Filter the records for lines holding the string "name".
──────────
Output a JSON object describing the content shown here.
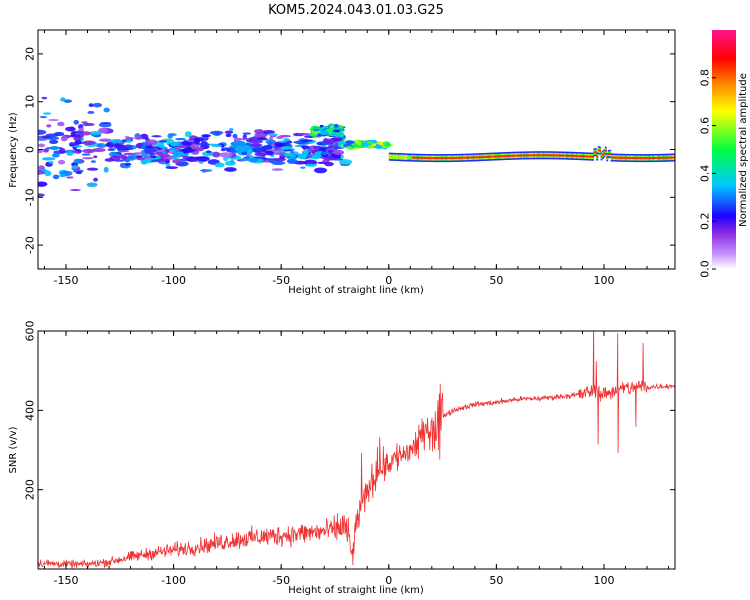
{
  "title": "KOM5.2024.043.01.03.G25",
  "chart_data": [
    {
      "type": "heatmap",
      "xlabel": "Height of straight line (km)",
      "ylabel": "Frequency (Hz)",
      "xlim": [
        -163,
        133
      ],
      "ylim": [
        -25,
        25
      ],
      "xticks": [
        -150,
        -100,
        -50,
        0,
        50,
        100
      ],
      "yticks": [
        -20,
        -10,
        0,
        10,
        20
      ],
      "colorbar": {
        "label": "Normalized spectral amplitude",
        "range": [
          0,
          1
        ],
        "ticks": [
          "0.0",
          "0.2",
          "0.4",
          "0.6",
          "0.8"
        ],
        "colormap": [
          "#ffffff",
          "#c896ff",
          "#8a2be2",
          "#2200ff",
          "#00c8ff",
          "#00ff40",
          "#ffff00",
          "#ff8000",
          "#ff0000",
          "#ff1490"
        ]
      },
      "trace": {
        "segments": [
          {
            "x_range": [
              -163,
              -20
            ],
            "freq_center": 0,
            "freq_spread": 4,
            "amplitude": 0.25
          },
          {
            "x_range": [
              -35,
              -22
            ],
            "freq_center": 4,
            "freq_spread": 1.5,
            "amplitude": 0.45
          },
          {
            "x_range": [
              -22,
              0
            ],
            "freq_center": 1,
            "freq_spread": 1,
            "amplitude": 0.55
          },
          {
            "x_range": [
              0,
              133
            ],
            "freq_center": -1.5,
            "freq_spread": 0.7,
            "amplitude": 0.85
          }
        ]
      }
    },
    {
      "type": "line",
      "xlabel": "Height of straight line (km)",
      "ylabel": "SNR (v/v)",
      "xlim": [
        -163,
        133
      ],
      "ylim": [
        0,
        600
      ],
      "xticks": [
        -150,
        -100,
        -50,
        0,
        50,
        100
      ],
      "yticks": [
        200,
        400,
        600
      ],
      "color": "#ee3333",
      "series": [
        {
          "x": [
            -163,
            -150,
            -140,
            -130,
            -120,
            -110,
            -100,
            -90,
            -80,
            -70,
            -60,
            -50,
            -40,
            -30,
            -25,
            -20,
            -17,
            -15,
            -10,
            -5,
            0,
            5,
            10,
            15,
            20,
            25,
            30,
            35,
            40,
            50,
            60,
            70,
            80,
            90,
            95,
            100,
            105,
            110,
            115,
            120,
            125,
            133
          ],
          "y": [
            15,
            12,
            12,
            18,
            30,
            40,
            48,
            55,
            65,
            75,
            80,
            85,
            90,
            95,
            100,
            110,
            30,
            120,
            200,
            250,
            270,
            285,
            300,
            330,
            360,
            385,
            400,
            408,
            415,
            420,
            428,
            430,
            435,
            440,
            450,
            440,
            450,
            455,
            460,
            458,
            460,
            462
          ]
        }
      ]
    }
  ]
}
──────────
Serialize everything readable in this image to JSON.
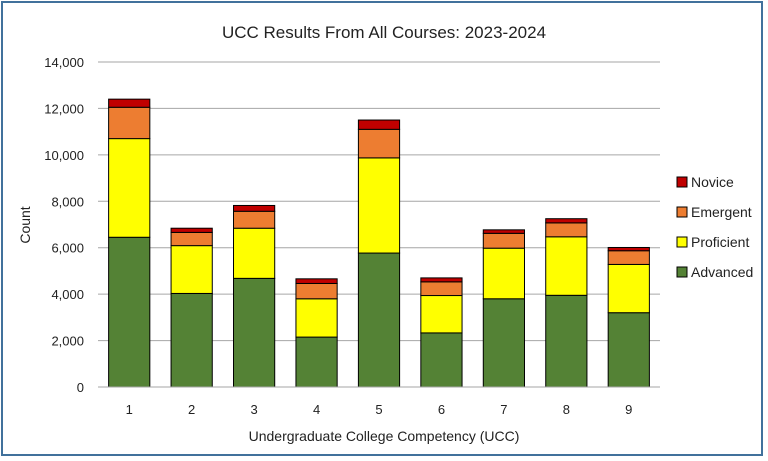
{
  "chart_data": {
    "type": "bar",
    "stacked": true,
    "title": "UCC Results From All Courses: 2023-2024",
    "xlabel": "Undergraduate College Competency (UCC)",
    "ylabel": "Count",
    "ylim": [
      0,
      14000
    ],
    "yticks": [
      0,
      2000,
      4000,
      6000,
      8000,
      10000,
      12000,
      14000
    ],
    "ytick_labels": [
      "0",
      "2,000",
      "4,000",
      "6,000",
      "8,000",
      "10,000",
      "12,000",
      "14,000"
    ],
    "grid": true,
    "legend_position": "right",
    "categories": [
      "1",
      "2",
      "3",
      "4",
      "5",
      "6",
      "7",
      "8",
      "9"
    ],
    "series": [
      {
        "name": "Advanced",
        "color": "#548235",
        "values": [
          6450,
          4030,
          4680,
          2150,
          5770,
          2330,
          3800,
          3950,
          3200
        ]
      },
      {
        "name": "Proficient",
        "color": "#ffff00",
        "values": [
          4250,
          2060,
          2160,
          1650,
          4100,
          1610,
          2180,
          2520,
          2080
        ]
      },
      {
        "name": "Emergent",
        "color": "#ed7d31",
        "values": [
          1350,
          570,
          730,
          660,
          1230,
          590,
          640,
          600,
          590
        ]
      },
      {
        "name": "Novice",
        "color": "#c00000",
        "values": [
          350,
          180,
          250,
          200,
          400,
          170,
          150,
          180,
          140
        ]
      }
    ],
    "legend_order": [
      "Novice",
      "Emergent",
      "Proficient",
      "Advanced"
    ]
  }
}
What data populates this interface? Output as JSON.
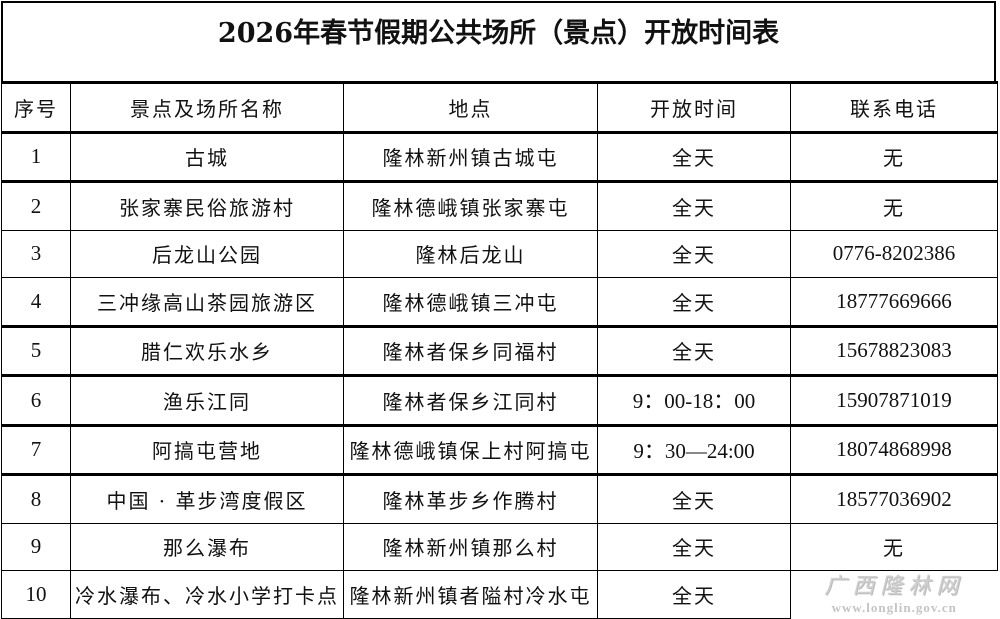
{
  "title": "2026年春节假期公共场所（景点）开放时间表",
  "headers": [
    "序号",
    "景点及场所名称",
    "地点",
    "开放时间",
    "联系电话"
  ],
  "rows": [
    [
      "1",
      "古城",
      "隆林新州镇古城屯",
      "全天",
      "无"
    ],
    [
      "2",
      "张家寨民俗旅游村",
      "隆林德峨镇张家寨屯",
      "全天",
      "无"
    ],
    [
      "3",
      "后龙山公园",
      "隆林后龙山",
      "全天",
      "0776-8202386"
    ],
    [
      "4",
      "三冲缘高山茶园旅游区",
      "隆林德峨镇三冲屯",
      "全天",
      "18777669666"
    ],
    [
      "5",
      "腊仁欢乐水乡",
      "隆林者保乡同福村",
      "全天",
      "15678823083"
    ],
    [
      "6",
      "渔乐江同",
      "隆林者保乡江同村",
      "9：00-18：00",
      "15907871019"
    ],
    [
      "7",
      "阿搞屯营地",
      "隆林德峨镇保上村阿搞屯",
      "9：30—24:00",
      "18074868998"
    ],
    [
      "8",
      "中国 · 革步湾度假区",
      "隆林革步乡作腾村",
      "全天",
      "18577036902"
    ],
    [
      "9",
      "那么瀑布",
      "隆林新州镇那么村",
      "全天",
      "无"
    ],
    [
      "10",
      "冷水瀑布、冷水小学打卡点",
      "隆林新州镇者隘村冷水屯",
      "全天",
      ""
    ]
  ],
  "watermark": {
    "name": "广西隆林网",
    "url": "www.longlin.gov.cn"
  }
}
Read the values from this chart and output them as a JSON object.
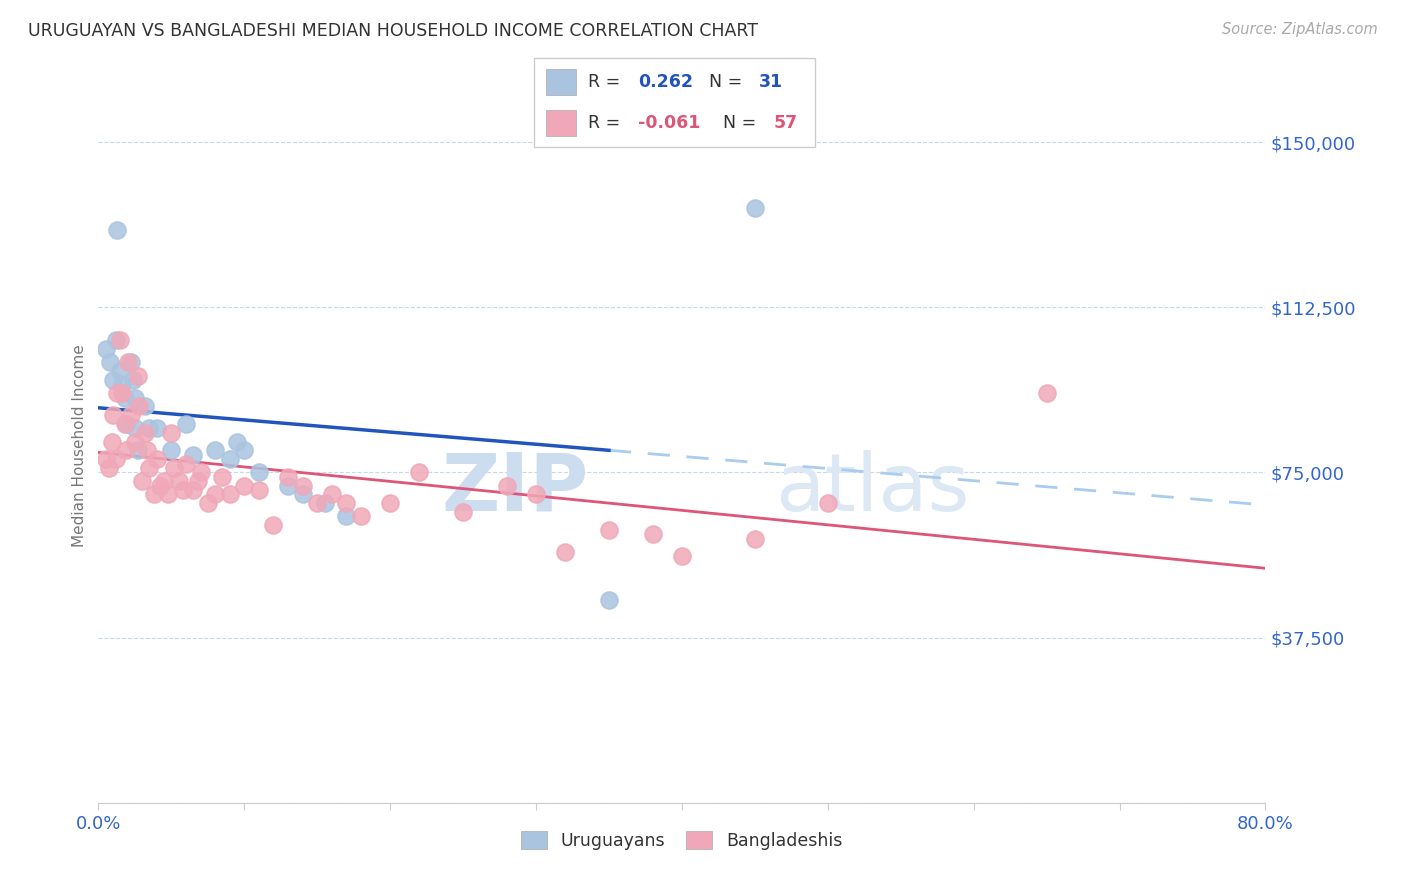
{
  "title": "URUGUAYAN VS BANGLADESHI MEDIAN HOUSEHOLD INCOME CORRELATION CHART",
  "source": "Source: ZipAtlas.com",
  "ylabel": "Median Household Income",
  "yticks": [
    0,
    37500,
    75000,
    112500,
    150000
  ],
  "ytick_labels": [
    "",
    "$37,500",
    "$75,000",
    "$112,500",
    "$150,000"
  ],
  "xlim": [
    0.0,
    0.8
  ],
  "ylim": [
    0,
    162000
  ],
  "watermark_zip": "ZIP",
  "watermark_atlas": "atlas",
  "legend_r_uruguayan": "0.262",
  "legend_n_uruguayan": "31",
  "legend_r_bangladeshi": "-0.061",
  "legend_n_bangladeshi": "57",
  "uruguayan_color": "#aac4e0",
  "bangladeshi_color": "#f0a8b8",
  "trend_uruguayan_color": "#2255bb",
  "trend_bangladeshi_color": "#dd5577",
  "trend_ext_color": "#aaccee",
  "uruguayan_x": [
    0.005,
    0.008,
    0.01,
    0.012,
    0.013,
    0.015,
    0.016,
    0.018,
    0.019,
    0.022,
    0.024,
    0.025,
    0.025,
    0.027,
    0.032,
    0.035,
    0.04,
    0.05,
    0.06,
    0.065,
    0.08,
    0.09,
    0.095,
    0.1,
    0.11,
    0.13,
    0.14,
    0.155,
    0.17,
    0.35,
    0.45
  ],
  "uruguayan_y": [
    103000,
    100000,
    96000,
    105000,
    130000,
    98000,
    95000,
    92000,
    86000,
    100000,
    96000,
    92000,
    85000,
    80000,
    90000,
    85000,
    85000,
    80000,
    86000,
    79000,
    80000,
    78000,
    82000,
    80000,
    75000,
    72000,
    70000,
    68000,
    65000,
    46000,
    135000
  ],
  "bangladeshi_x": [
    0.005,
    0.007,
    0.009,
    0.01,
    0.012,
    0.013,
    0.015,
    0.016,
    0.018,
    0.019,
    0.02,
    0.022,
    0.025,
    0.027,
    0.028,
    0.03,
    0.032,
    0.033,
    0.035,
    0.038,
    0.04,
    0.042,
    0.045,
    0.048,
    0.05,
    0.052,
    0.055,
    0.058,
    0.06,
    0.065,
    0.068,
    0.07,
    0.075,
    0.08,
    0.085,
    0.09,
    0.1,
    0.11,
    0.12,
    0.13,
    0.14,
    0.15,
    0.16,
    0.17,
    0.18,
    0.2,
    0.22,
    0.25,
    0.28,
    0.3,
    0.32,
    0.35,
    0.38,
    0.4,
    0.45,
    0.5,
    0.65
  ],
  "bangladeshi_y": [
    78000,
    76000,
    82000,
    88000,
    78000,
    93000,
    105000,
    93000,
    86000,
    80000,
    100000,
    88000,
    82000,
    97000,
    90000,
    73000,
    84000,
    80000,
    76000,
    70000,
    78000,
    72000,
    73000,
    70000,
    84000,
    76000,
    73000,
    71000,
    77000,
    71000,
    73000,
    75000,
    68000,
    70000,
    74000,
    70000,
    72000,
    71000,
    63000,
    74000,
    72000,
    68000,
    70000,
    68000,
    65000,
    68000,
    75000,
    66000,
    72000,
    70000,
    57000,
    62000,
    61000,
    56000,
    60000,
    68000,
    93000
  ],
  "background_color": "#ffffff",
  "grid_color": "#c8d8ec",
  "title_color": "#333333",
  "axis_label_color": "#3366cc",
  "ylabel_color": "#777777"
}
──────────
| Task solution |
        "name": "Advanced",
        "name": "Proficient",
        "name": "Emergent",
        "name": "Novice",
    "name": "广西隆林网",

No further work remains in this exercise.